▸ **GIVEN INSTRUCTION**: All the data should be repeated exactly. Any image in it is left out.

[Items from a data source]
____

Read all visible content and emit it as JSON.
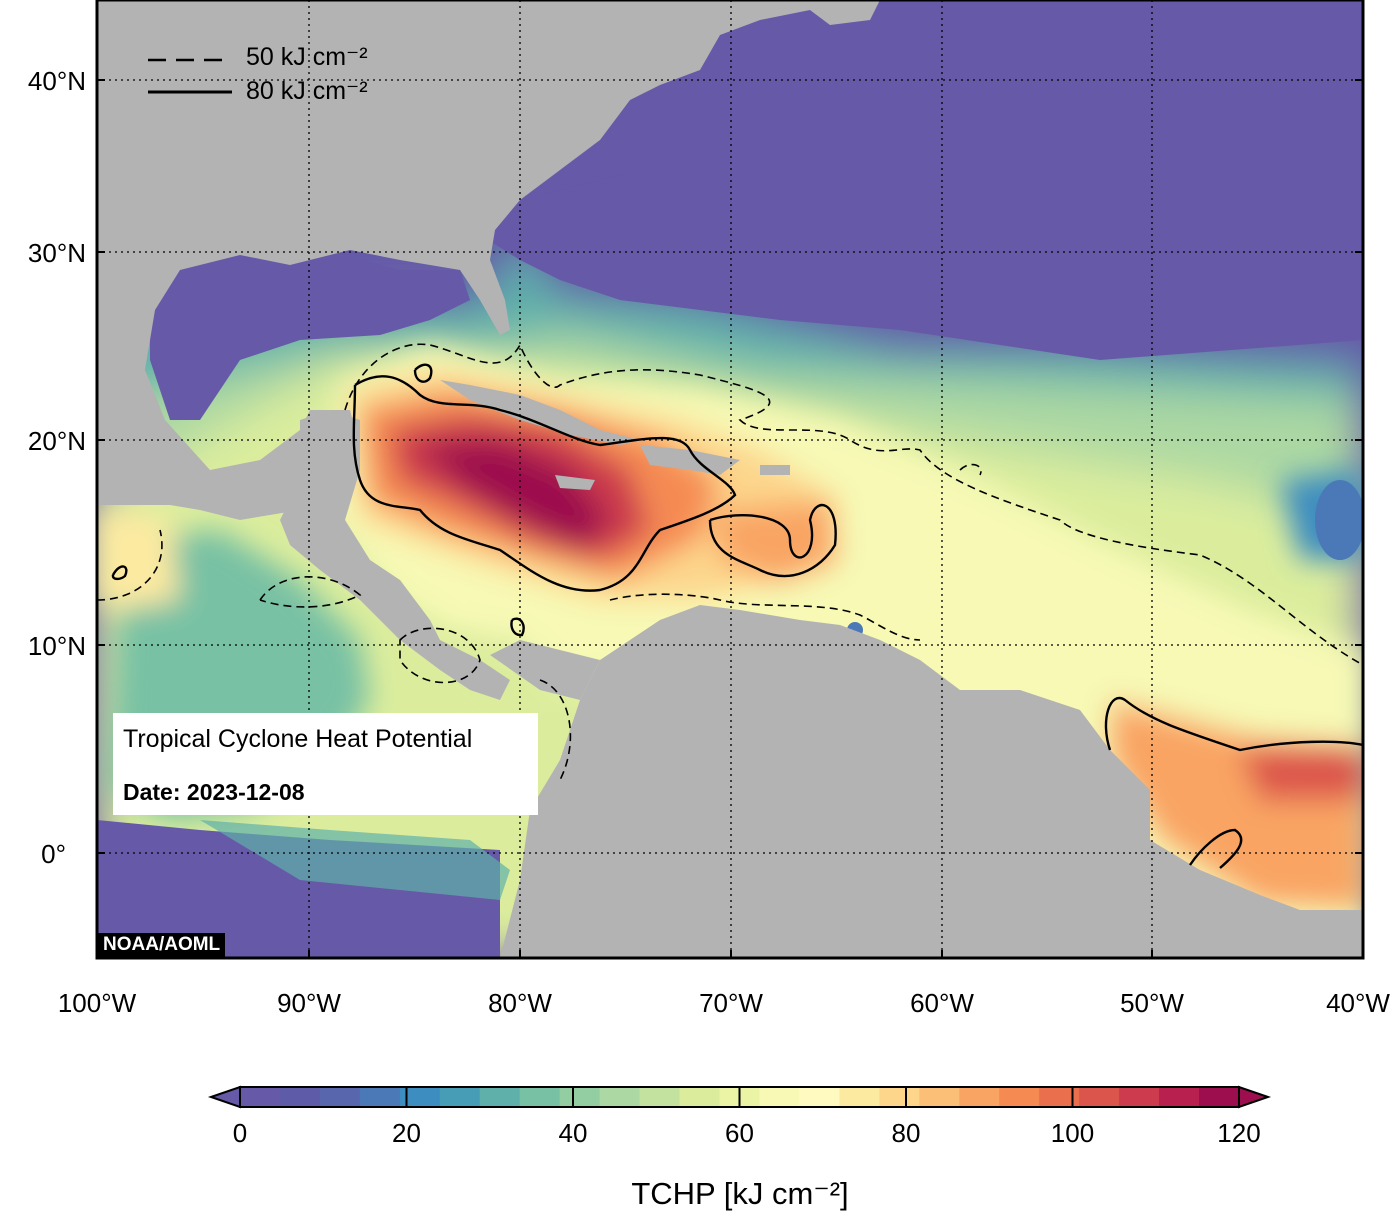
{
  "map": {
    "title": "Tropical Cyclone Heat Potential",
    "date_text": "Date: 2023-12-08",
    "credit": "NOAA/AOML",
    "lat_labels": [
      "40°N",
      "30°N",
      "20°N",
      "10°N",
      "0°"
    ],
    "lon_labels": [
      "100°W",
      "90°W",
      "80°W",
      "70°W",
      "60°W",
      "50°W",
      "40°W"
    ],
    "colors": {
      "ocean_low": "#6659a8",
      "land": "#b3b3b3",
      "frame": "#000000"
    }
  },
  "legend": {
    "dashed_label": "50 kJ cm⁻²",
    "solid_label": "80 kJ cm⁻²"
  },
  "colorbar": {
    "title": "TCHP [kJ cm⁻²]",
    "ticks": [
      "0",
      "20",
      "40",
      "60",
      "80",
      "100",
      "120"
    ],
    "min": 0,
    "max": 120,
    "step": 5,
    "colors": [
      "#6659a8",
      "#5e5ca9",
      "#5866ad",
      "#4b78b6",
      "#3d8dc0",
      "#479db6",
      "#5fb0aa",
      "#78c1a4",
      "#93cea3",
      "#acd8a3",
      "#c4e29f",
      "#dbed9d",
      "#ebf4a4",
      "#f7f9b5",
      "#fffbc0",
      "#fdeaa1",
      "#fdd68c",
      "#fcbf77",
      "#f9a463",
      "#f58b53",
      "#ea6f4c",
      "#dc554c",
      "#cc3b4e",
      "#b7204f",
      "#9c0e4d"
    ]
  }
}
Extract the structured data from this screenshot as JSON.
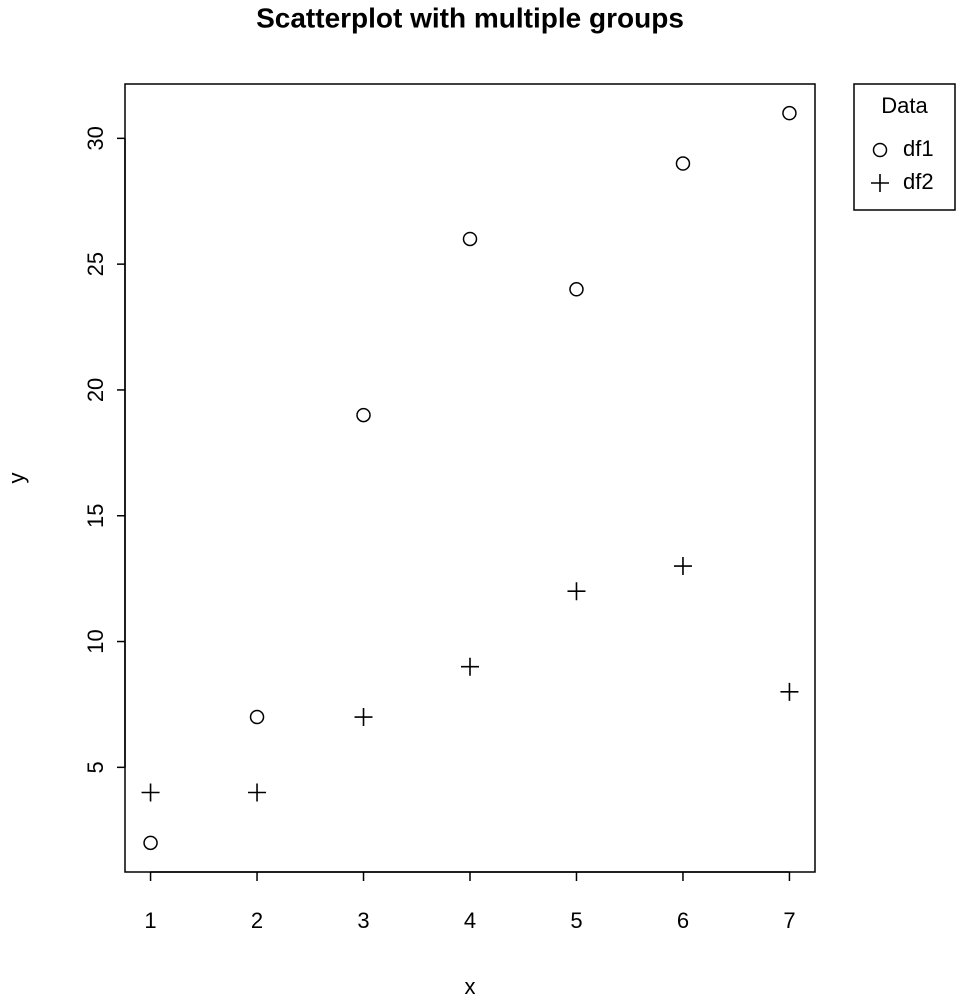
{
  "chart_data": {
    "type": "scatter",
    "title": "Scatterplot with multiple groups",
    "x_label": "x",
    "y_label": "y",
    "xlim": [
      0.76,
      7.24
    ],
    "ylim": [
      0.84,
      32.16
    ],
    "xticks": [
      1,
      2,
      3,
      4,
      5,
      6,
      7
    ],
    "yticks": [
      5,
      10,
      15,
      20,
      25,
      30
    ],
    "grid": false,
    "legend_title": "Data",
    "legend_position": "right",
    "series": [
      {
        "name": "df1",
        "color": "#000000",
        "marker": "circle",
        "x": [
          1,
          2,
          3,
          4,
          5,
          6,
          7
        ],
        "values": [
          2,
          7,
          19,
          26,
          24,
          29,
          31
        ]
      },
      {
        "name": "df2",
        "color": "#000000",
        "marker": "plus",
        "x": [
          1,
          2,
          3,
          4,
          5,
          6,
          7
        ],
        "values": [
          4,
          4,
          7,
          9,
          12,
          13,
          8
        ]
      }
    ]
  }
}
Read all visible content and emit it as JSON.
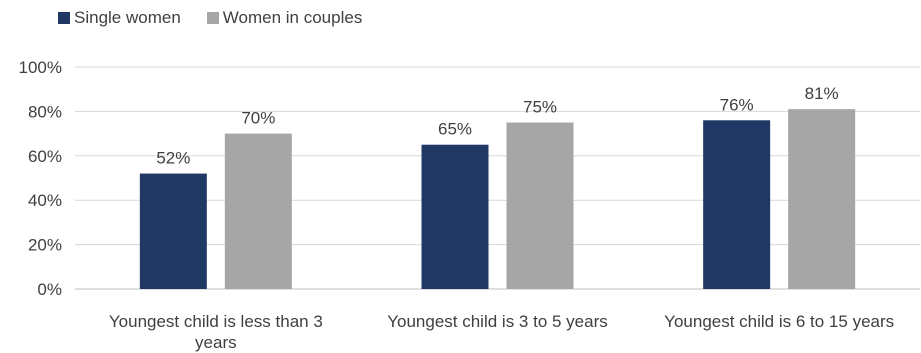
{
  "chart_data": {
    "type": "bar",
    "categories": [
      "Youngest child is less than 3 years",
      "Youngest child is 3 to 5 years",
      "Youngest child is 6 to 15 years"
    ],
    "category_lines": [
      [
        "Youngest child is less than 3",
        "years"
      ],
      [
        "Youngest child is 3 to 5 years"
      ],
      [
        "Youngest child is 6 to 15 years"
      ]
    ],
    "series": [
      {
        "name": "Single women",
        "values": [
          52,
          65,
          76
        ],
        "labels": [
          "52%",
          "65%",
          "76%"
        ],
        "color": "#203864"
      },
      {
        "name": "Women in couples",
        "values": [
          70,
          75,
          81
        ],
        "labels": [
          "70%",
          "75%",
          "81%"
        ],
        "color": "#a6a6a6"
      }
    ],
    "ylim": [
      0,
      100
    ],
    "yticks": [
      "0%",
      "20%",
      "40%",
      "60%",
      "80%",
      "100%"
    ],
    "grid": true,
    "legend_position": "top-left"
  }
}
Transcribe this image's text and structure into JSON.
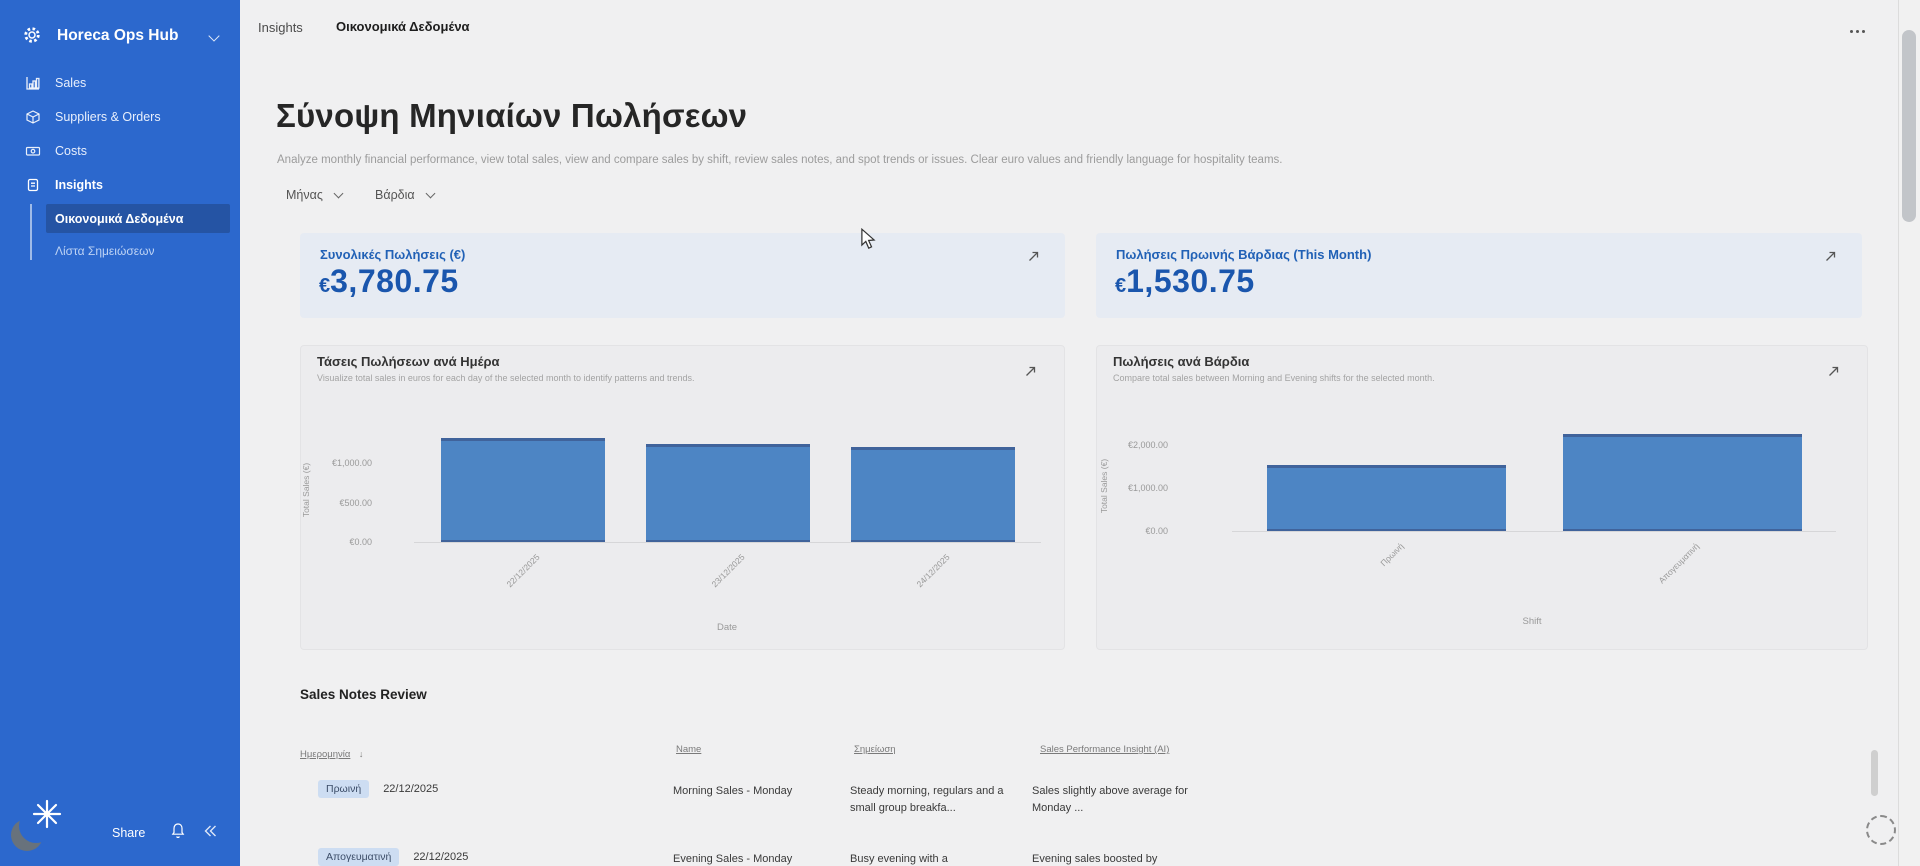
{
  "app": {
    "name": "Horeca Ops Hub"
  },
  "sidebar": {
    "items": [
      {
        "label": "Sales"
      },
      {
        "label": "Suppliers & Orders"
      },
      {
        "label": "Costs"
      },
      {
        "label": "Insights"
      }
    ],
    "sub_items": [
      {
        "label": "Οικονομικά Δεδομένα",
        "active": true
      },
      {
        "label": "Λίστα Σημειώσεων",
        "active": false
      }
    ],
    "share_label": "Share"
  },
  "topbar": {
    "tabs": [
      {
        "label": "Insights"
      },
      {
        "label": "Οικονομικά Δεδομένα"
      }
    ]
  },
  "page": {
    "title": "Σύνοψη Μηνιαίων Πωλήσεων",
    "subtitle": "Analyze monthly financial performance, view total sales, view and compare sales by shift, review sales notes, and spot trends or issues. Clear euro values and friendly language for hospitality teams.",
    "filters": [
      {
        "label": "Μήνας"
      },
      {
        "label": "Βάρδια"
      }
    ]
  },
  "kpis": [
    {
      "title": "Συνολικές Πωλήσεις (€)",
      "currency": "€",
      "value": "3,780.75"
    },
    {
      "title": "Πωλήσεις Πρωινής Βάρδιας (This Month)",
      "currency": "€",
      "value": "1,530.75"
    }
  ],
  "chart_data": [
    {
      "type": "bar",
      "title": "Τάσεις Πωλήσεων ανά Ημέρα",
      "subtitle": "Visualize total sales in euros for each day of the selected month to identify patterns and trends.",
      "categories": [
        "22/12/2025",
        "23/12/2025",
        "24/12/2025"
      ],
      "values": [
        1320.25,
        1245.25,
        1215.25
      ],
      "xlabel": "Date",
      "ylabel": "Total Sales (€)",
      "yticks": [
        "€1,000.00",
        "€500.00",
        "€0.00"
      ],
      "ytick_values": [
        1000,
        500,
        0
      ],
      "ylim": [
        0,
        1400
      ],
      "legend": "none",
      "grid": false
    },
    {
      "type": "bar",
      "title": "Πωλήσεις ανά Βάρδια",
      "subtitle": "Compare total sales between Morning and Evening shifts for the selected month.",
      "categories": [
        "Πρωινή",
        "Απογευματινή"
      ],
      "values": [
        1530.75,
        2250.0
      ],
      "xlabel": "Shift",
      "ylabel": "Total Sales (€)",
      "yticks": [
        "€2,000.00",
        "€1,000.00",
        "€0.00"
      ],
      "ytick_values": [
        2000,
        1000,
        0
      ],
      "ylim": [
        0,
        2300
      ],
      "legend": "none",
      "grid": false
    }
  ],
  "notes": {
    "section_title": "Sales Notes Review",
    "columns": {
      "date": "Ημερομηνία",
      "name": "Name",
      "note": "Σημείωση",
      "insight": "Sales Performance Insight (AI)"
    },
    "sort_indicator": "↓",
    "rows": [
      {
        "badge": "Πρωινή",
        "date": "22/12/2025",
        "name": "Morning Sales - Monday",
        "note": "Steady morning, regulars and a small group breakfa...",
        "insight": "Sales slightly above average for Monday ..."
      },
      {
        "badge": "Απογευματινή",
        "date": "22/12/2025",
        "name": "Evening Sales - Monday",
        "note": "Busy evening with a",
        "insight": "Evening sales boosted by"
      }
    ]
  },
  "colors": {
    "sidebar": "#2c68cd",
    "bar": "#4d85c4",
    "kpi_bg": "#e6ebf3",
    "kpi_text": "#1a56ad"
  }
}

____

▸ **TASK SOLUTION**:
Read all visible content and emit it as JSON.
{
  "map": {
    "title": "Tropical Cyclone Heat Potential",
    "date_text": "Date: 2023-12-08",
    "credit": "NOAA/AOML",
    "lat_labels": [
      "40°N",
      "30°N",
      "20°N",
      "10°N",
      "0°"
    ],
    "lon_labels": [
      "100°W",
      "90°W",
      "80°W",
      "70°W",
      "60°W",
      "50°W",
      "40°W"
    ],
    "colors": {
      "ocean_low": "#6659a8",
      "land": "#b3b3b3",
      "frame": "#000000"
    }
  },
  "legend": {
    "dashed_label": "50 kJ cm⁻²",
    "solid_label": "80 kJ cm⁻²"
  },
  "colorbar": {
    "title": "TCHP [kJ cm⁻²]",
    "ticks": [
      "0",
      "20",
      "40",
      "60",
      "80",
      "100",
      "120"
    ],
    "min": 0,
    "max": 120,
    "step": 5,
    "colors": [
      "#6659a8",
      "#5e5ca9",
      "#5866ad",
      "#4b78b6",
      "#3d8dc0",
      "#479db6",
      "#5fb0aa",
      "#78c1a4",
      "#93cea3",
      "#acd8a3",
      "#c4e29f",
      "#dbed9d",
      "#ebf4a4",
      "#f7f9b5",
      "#fffbc0",
      "#fdeaa1",
      "#fdd68c",
      "#fcbf77",
      "#f9a463",
      "#f58b53",
      "#ea6f4c",
      "#dc554c",
      "#cc3b4e",
      "#b7204f",
      "#9c0e4d"
    ]
  }
}
Extract the structured data from this screenshot as JSON.
{
  "chart_data": {
    "type": "scatter",
    "title": "Scatterplot with multiple groups",
    "x_label": "x",
    "y_label": "y",
    "xlim": [
      0.76,
      7.24
    ],
    "ylim": [
      0.84,
      32.16
    ],
    "xticks": [
      1,
      2,
      3,
      4,
      5,
      6,
      7
    ],
    "yticks": [
      5,
      10,
      15,
      20,
      25,
      30
    ],
    "grid": false,
    "legend_title": "Data",
    "legend_position": "right",
    "series": [
      {
        "name": "df1",
        "color": "#000000",
        "marker": "circle",
        "x": [
          1,
          2,
          3,
          4,
          5,
          6,
          7
        ],
        "values": [
          2,
          7,
          19,
          26,
          24,
          29,
          31
        ]
      },
      {
        "name": "df2",
        "color": "#000000",
        "marker": "plus",
        "x": [
          1,
          2,
          3,
          4,
          5,
          6,
          7
        ],
        "values": [
          4,
          4,
          7,
          9,
          12,
          13,
          8
        ]
      }
    ]
  }
}
Read all visible content and emit it as JSON.
{
  "chart_data": {
    "type": "bar",
    "categories": [
      "Youngest child is less than 3 years",
      "Youngest child is 3 to 5 years",
      "Youngest child is 6 to 15 years"
    ],
    "category_lines": [
      [
        "Youngest child is less than 3",
        "years"
      ],
      [
        "Youngest child is 3 to 5 years"
      ],
      [
        "Youngest child is 6 to 15 years"
      ]
    ],
    "series": [
      {
        "name": "Single women",
        "values": [
          52,
          65,
          76
        ],
        "labels": [
          "52%",
          "65%",
          "76%"
        ],
        "color": "#203864"
      },
      {
        "name": "Women in couples",
        "values": [
          70,
          75,
          81
        ],
        "labels": [
          "70%",
          "75%",
          "81%"
        ],
        "color": "#a6a6a6"
      }
    ],
    "ylim": [
      0,
      100
    ],
    "yticks": [
      "0%",
      "20%",
      "40%",
      "60%",
      "80%",
      "100%"
    ],
    "grid": true,
    "legend_position": "top-left"
  }
}
Transcribe this image's text and structure into JSON.
{
  "app": {
    "name": "Horeca Ops Hub"
  },
  "sidebar": {
    "items": [
      {
        "label": "Sales"
      },
      {
        "label": "Suppliers & Orders"
      },
      {
        "label": "Costs"
      },
      {
        "label": "Insights"
      }
    ],
    "sub_items": [
      {
        "label": "Οικονομικά Δεδομένα",
        "active": true
      },
      {
        "label": "Λίστα Σημειώσεων",
        "active": false
      }
    ],
    "share_label": "Share"
  },
  "topbar": {
    "tabs": [
      {
        "label": "Insights"
      },
      {
        "label": "Οικονομικά Δεδομένα"
      }
    ]
  },
  "page": {
    "title": "Σύνοψη Μηνιαίων Πωλήσεων",
    "subtitle": "Analyze monthly financial performance, view total sales, view and compare sales by shift, review sales notes, and spot trends or issues. Clear euro values and friendly language for hospitality teams.",
    "filters": [
      {
        "label": "Μήνας"
      },
      {
        "label": "Βάρδια"
      }
    ]
  },
  "kpis": [
    {
      "title": "Συνολικές Πωλήσεις (€)",
      "currency": "€",
      "value": "3,780.75"
    },
    {
      "title": "Πωλήσεις Πρωινής Βάρδιας (This Month)",
      "currency": "€",
      "value": "1,530.75"
    }
  ],
  "chart_data": [
    {
      "type": "bar",
      "title": "Τάσεις Πωλήσεων ανά Ημέρα",
      "subtitle": "Visualize total sales in euros for each day of the selected month to identify patterns and trends.",
      "categories": [
        "22/12/2025",
        "23/12/2025",
        "24/12/2025"
      ],
      "values": [
        1320.25,
        1245.25,
        1215.25
      ],
      "xlabel": "Date",
      "ylabel": "Total Sales (€)",
      "yticks": [
        "€1,000.00",
        "€500.00",
        "€0.00"
      ],
      "ytick_values": [
        1000,
        500,
        0
      ],
      "ylim": [
        0,
        1400
      ],
      "legend": "none",
      "grid": false
    },
    {
      "type": "bar",
      "title": "Πωλήσεις ανά Βάρδια",
      "subtitle": "Compare total sales between Morning and Evening shifts for the selected month.",
      "categories": [
        "Πρωινή",
        "Απογευματινή"
      ],
      "values": [
        1530.75,
        2250.0
      ],
      "xlabel": "Shift",
      "ylabel": "Total Sales (€)",
      "yticks": [
        "€2,000.00",
        "€1,000.00",
        "€0.00"
      ],
      "ytick_values": [
        2000,
        1000,
        0
      ],
      "ylim": [
        0,
        2300
      ],
      "legend": "none",
      "grid": false
    }
  ],
  "notes": {
    "section_title": "Sales Notes Review",
    "columns": {
      "date": "Ημερομηνία",
      "name": "Name",
      "note": "Σημείωση",
      "insight": "Sales Performance Insight (AI)"
    },
    "sort_indicator": "↓",
    "rows": [
      {
        "badge": "Πρωινή",
        "date": "22/12/2025",
        "name": "Morning Sales - Monday",
        "note": "Steady morning, regulars and a small group breakfa...",
        "insight": "Sales slightly above average for Monday ..."
      },
      {
        "badge": "Απογευματινή",
        "date": "22/12/2025",
        "name": "Evening Sales - Monday",
        "note": "Busy evening with a",
        "insight": "Evening sales boosted by"
      }
    ]
  },
  "colors": {
    "sidebar": "#2c68cd",
    "bar": "#4d85c4",
    "kpi_bg": "#e6ebf3",
    "kpi_text": "#1a56ad"
  }
}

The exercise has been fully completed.